_EXERCISE TASK:_ Search the listing for "this" and copy every line where it appears.

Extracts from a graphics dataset

· · ·

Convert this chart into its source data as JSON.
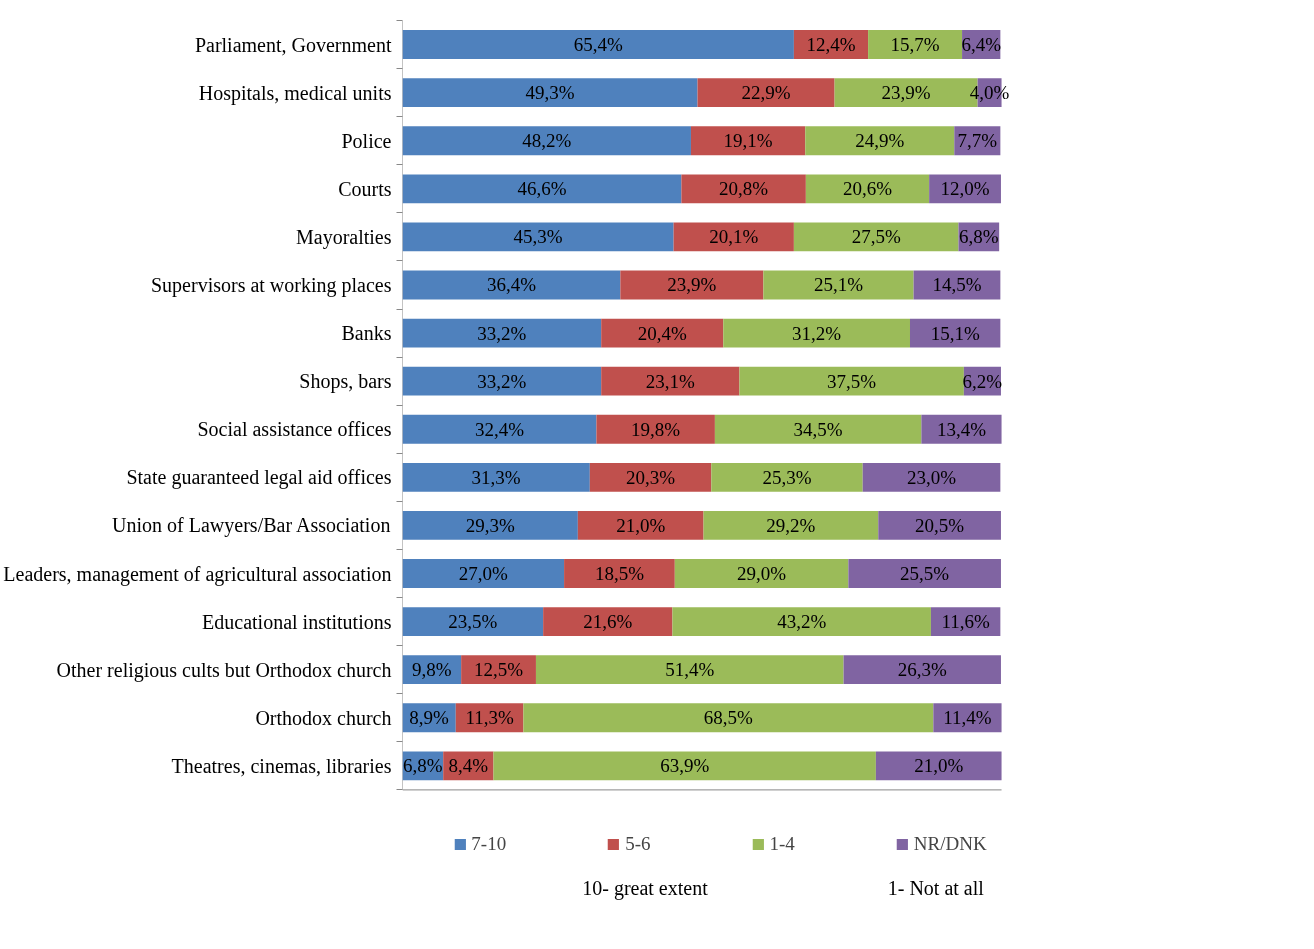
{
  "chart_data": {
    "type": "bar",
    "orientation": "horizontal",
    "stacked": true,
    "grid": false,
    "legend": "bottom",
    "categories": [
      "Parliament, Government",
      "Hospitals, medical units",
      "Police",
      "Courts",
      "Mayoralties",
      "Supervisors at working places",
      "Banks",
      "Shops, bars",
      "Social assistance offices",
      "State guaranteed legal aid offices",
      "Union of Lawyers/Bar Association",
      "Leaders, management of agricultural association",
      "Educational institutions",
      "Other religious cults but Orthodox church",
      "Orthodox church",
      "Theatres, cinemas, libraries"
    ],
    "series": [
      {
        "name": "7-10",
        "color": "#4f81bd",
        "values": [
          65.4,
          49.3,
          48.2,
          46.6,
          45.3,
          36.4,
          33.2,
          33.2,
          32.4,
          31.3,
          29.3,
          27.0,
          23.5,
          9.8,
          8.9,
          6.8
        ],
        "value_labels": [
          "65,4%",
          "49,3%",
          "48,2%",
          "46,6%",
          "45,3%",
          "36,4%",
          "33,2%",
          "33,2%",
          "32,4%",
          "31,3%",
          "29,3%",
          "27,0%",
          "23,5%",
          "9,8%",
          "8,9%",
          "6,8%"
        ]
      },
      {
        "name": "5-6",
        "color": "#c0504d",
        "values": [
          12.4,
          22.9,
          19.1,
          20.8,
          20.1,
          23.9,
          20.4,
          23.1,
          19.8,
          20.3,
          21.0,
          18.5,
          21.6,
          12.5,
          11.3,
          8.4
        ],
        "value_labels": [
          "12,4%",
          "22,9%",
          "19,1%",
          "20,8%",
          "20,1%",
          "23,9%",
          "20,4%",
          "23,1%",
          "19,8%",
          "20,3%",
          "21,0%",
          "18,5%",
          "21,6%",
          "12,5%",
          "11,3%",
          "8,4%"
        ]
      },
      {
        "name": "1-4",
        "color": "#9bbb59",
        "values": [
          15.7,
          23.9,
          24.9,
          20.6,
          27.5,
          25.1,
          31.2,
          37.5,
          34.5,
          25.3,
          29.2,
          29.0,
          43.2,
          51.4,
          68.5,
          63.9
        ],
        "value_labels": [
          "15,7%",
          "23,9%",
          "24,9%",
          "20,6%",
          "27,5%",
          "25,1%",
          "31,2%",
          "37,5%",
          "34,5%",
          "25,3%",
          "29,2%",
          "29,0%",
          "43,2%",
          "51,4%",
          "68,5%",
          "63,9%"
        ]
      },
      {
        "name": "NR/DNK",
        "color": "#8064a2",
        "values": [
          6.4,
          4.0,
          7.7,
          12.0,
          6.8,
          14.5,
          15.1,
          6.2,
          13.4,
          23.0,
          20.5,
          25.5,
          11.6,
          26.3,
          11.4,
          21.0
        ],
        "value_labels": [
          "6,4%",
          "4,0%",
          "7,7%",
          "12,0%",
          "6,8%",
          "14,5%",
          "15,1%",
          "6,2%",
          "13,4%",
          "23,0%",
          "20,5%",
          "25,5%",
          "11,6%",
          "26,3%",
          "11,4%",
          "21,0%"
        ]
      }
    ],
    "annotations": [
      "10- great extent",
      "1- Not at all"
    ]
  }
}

· · ·

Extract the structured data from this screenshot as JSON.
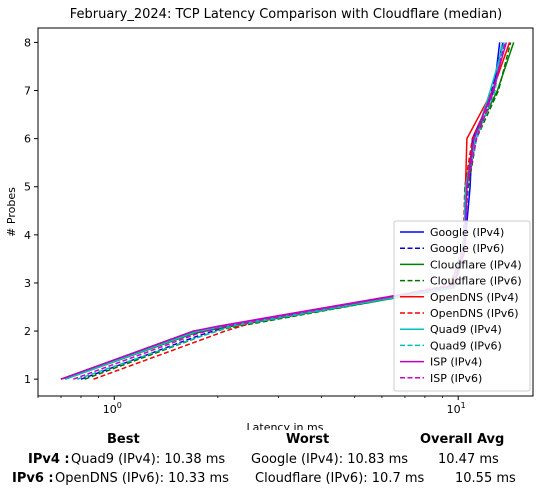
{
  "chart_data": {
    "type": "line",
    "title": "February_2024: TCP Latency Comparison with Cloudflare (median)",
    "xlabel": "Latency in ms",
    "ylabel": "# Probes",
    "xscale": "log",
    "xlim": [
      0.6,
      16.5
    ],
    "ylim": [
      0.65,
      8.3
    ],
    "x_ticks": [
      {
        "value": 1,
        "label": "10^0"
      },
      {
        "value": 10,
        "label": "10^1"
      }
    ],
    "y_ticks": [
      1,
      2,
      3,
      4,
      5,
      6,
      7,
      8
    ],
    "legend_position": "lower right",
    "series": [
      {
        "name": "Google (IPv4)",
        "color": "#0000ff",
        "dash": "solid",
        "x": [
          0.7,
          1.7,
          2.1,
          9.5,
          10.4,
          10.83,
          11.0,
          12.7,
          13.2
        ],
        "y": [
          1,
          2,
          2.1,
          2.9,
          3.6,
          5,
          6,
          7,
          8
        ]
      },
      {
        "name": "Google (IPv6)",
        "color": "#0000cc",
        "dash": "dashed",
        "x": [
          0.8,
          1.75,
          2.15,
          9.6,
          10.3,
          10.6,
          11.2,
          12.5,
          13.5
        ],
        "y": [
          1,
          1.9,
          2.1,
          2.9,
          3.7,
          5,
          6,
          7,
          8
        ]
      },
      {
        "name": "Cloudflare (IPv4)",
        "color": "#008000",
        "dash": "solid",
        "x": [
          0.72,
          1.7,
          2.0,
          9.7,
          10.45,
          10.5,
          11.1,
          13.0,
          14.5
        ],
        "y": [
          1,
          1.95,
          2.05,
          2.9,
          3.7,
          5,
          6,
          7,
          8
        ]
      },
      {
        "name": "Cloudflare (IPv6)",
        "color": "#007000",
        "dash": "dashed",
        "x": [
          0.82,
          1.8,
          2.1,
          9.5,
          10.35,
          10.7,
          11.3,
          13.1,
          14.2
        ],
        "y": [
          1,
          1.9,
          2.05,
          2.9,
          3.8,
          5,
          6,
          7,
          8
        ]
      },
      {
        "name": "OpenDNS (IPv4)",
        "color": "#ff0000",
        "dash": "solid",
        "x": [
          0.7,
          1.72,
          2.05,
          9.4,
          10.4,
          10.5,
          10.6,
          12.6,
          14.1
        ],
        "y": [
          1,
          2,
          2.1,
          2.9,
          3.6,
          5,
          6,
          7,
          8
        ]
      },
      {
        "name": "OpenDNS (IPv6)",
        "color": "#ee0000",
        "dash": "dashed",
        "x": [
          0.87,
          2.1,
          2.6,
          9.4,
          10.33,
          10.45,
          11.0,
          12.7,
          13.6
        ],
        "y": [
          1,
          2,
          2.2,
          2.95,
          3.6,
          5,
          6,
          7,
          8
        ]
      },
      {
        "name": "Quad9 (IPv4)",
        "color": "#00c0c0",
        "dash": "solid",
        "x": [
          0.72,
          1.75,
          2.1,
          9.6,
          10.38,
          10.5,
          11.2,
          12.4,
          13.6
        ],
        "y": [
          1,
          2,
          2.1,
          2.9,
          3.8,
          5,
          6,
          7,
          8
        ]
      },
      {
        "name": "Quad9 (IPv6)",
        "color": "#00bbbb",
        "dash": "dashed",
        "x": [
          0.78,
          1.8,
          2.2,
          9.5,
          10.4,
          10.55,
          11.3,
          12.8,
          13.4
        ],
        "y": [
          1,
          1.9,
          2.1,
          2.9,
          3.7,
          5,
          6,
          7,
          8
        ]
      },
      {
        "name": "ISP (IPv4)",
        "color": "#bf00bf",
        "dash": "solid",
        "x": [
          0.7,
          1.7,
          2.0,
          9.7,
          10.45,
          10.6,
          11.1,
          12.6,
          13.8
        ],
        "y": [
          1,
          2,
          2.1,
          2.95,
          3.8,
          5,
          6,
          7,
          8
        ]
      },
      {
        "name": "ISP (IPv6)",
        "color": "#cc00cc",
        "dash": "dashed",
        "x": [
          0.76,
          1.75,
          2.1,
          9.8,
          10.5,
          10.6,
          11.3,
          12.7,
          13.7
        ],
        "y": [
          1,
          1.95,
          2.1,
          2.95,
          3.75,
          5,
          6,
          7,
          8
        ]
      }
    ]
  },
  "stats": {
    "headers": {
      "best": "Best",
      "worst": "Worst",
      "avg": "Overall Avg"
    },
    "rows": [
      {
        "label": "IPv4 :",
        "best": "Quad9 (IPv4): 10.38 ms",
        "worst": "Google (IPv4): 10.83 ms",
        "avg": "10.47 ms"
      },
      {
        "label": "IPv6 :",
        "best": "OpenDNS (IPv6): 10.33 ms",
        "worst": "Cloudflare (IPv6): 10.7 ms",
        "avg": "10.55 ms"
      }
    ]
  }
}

· · ·

_WRITTEN SOLUTION:_
Convert this chart into its source data as JSON.
Extract the structured data from this screenshot as JSON.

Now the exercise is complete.